* Objective *
What follows is a set of records, each of which is to be written out exactly.

(Source records)
━━━━━━━━━━━━━━━━━━━━

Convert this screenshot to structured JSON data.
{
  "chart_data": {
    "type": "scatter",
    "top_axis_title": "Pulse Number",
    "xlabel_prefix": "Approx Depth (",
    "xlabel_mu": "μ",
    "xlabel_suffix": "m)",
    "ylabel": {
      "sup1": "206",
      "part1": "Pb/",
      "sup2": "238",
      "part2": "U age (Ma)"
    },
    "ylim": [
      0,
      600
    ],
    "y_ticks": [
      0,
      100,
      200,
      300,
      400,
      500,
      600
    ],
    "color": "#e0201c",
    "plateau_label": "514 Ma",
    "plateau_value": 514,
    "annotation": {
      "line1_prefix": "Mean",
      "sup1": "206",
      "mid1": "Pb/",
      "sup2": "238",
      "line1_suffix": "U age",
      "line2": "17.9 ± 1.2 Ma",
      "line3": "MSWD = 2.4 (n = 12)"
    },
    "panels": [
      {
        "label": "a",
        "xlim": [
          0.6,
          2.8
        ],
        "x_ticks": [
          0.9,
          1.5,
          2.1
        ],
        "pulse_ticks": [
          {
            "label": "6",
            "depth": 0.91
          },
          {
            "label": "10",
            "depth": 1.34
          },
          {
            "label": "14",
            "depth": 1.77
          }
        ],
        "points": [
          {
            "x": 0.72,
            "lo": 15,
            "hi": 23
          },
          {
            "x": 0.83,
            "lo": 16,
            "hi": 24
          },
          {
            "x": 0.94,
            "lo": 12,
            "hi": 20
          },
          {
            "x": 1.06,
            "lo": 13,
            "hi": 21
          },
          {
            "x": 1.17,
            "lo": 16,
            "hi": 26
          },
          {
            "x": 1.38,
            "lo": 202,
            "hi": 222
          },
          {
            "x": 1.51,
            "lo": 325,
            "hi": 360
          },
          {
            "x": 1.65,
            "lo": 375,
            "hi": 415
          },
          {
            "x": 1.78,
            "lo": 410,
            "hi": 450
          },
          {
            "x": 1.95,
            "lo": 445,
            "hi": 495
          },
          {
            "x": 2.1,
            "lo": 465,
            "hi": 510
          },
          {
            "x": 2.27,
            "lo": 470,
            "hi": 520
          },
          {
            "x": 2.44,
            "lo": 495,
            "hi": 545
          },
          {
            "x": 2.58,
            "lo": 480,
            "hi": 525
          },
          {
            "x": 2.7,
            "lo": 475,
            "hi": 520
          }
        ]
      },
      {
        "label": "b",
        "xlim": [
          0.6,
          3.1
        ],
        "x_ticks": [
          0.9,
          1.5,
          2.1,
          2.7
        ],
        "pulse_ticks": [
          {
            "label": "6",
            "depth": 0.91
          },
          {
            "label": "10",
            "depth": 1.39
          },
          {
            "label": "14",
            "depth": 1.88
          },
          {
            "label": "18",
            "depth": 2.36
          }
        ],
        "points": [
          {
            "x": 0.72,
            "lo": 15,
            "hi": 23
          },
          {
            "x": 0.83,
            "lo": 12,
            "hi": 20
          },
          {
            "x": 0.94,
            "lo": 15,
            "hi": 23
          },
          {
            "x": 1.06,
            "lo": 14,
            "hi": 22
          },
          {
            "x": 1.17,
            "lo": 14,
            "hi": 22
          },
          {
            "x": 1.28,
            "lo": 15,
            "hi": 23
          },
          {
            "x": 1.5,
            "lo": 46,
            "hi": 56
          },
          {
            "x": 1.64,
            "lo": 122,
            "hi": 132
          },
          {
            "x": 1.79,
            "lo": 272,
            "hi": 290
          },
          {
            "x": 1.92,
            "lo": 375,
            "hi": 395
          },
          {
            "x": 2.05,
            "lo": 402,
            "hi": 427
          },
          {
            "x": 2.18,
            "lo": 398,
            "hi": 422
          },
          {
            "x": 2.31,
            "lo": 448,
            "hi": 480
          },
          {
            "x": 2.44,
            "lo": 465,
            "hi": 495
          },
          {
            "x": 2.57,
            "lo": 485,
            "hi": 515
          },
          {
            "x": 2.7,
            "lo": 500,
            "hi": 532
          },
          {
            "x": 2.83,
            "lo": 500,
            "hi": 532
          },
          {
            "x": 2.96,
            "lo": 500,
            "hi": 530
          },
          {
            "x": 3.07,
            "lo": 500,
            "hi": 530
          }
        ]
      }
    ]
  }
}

━━━━━━━━━━━━━━━━━━━━

* Right answer *
Convert this screenshot to structured JSON data.
{
  "chart_data": {
    "type": "scatter",
    "top_axis_title": "Pulse Number",
    "xlabel_prefix": "Approx Depth (",
    "xlabel_mu": "μ",
    "xlabel_suffix": "m)",
    "ylabel": {
      "sup1": "206",
      "part1": "Pb/",
      "sup2": "238",
      "part2": "U age (Ma)"
    },
    "ylim": [
      0,
      600
    ],
    "y_ticks": [
      0,
      100,
      200,
      300,
      400,
      500,
      600
    ],
    "color": "#e0201c",
    "plateau_label": "514 Ma",
    "plateau_value": 514,
    "annotation": {
      "line1_prefix": "Mean",
      "sup1": "206",
      "mid1": "Pb/",
      "sup2": "238",
      "line1_suffix": "U age",
      "line2": "17.9 ± 1.2 Ma",
      "line3": "MSWD = 2.4 (n = 12)"
    },
    "panels": [
      {
        "label": "a",
        "xlim": [
          0.6,
          2.8
        ],
        "x_ticks": [
          0.9,
          1.5,
          2.1
        ],
        "pulse_ticks": [
          {
            "label": "6",
            "depth": 0.91
          },
          {
            "label": "10",
            "depth": 1.34
          },
          {
            "label": "14",
            "depth": 1.77
          }
        ],
        "points": [
          {
            "x": 0.72,
            "lo": 15,
            "hi": 23
          },
          {
            "x": 0.83,
            "lo": 16,
            "hi": 24
          },
          {
            "x": 0.94,
            "lo": 12,
            "hi": 20
          },
          {
            "x": 1.06,
            "lo": 13,
            "hi": 21
          },
          {
            "x": 1.17,
            "lo": 16,
            "hi": 26
          },
          {
            "x": 1.38,
            "lo": 202,
            "hi": 222
          },
          {
            "x": 1.51,
            "lo": 325,
            "hi": 360
          },
          {
            "x": 1.65,
            "lo": 375,
            "hi": 415
          },
          {
            "x": 1.78,
            "lo": 410,
            "hi": 450
          },
          {
            "x": 1.95,
            "lo": 445,
            "hi": 495
          },
          {
            "x": 2.1,
            "lo": 465,
            "hi": 510
          },
          {
            "x": 2.27,
            "lo": 470,
            "hi": 520
          },
          {
            "x": 2.44,
            "lo": 495,
            "hi": 545
          },
          {
            "x": 2.58,
            "lo": 480,
            "hi": 525
          },
          {
            "x": 2.7,
            "lo": 475,
            "hi": 520
          }
        ]
      },
      {
        "label": "b",
        "xlim": [
          0.6,
          3.1
        ],
        "x_ticks": [
          0.9,
          1.5,
          2.1,
          2.7
        ],
        "pulse_ticks": [
          {
            "label": "6",
            "depth": 0.91
          },
          {
            "label": "10",
            "depth": 1.39
          },
          {
            "label": "14",
            "depth": 1.88
          },
          {
            "label": "18",
            "depth": 2.36
          }
        ],
        "points": [
          {
            "x": 0.72,
            "lo": 15,
            "hi": 23
          },
          {
            "x": 0.83,
            "lo": 12,
            "hi": 20
          },
          {
            "x": 0.94,
            "lo": 15,
            "hi": 23
          },
          {
            "x": 1.06,
            "lo": 14,
            "hi": 22
          },
          {
            "x": 1.17,
            "lo": 14,
            "hi": 22
          },
          {
            "x": 1.28,
            "lo": 15,
            "hi": 23
          },
          {
            "x": 1.5,
            "lo": 46,
            "hi": 56
          },
          {
            "x": 1.64,
            "lo": 122,
            "hi": 132
          },
          {
            "x": 1.79,
            "lo": 272,
            "hi": 290
          },
          {
            "x": 1.92,
            "lo": 375,
            "hi": 395
          },
          {
            "x": 2.05,
            "lo": 402,
            "hi": 427
          },
          {
            "x": 2.18,
            "lo": 398,
            "hi": 422
          },
          {
            "x": 2.31,
            "lo": 448,
            "hi": 480
          },
          {
            "x": 2.44,
            "lo": 465,
            "hi": 495
          },
          {
            "x": 2.57,
            "lo": 485,
            "hi": 515
          },
          {
            "x": 2.7,
            "lo": 500,
            "hi": 532
          },
          {
            "x": 2.83,
            "lo": 500,
            "hi": 532
          },
          {
            "x": 2.96,
            "lo": 500,
            "hi": 530
          },
          {
            "x": 3.07,
            "lo": 500,
            "hi": 530
          }
        ]
      }
    ]
  }
}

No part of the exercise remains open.